*Description of the task:*
Which lines contain the string "Account"? Please list every one of them.

*Material to process:*
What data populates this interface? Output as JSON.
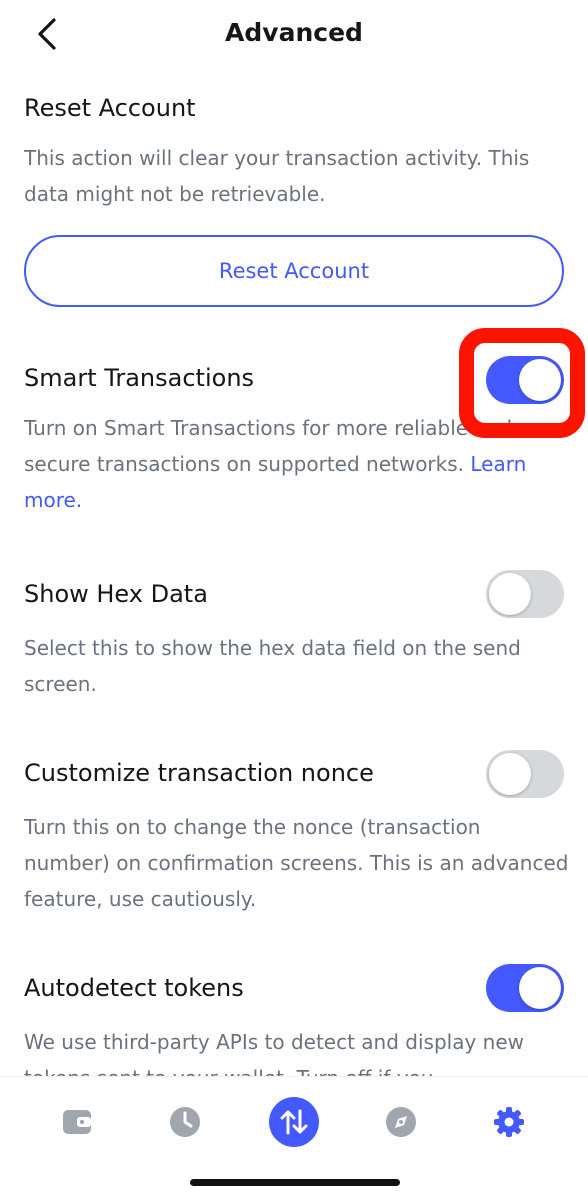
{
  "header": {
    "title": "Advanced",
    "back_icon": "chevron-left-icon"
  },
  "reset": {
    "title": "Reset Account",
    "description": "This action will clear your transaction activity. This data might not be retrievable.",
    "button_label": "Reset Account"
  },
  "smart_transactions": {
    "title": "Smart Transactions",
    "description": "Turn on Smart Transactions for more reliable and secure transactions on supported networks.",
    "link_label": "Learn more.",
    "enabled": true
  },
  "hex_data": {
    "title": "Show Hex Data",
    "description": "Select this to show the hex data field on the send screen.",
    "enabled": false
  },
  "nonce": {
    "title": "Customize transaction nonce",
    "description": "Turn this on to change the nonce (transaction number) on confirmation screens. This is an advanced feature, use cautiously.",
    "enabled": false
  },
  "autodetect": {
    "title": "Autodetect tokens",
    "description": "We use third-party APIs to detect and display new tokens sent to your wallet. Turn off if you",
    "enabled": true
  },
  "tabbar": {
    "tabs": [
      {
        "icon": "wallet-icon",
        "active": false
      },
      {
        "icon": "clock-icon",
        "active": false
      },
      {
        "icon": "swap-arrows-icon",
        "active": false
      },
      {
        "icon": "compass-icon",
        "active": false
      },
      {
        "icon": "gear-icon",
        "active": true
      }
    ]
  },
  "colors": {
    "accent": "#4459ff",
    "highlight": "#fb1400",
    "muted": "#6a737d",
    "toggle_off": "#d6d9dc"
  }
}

*Worked solution:*
    "title": "Reset Account",
    "button_label": "Reset Account"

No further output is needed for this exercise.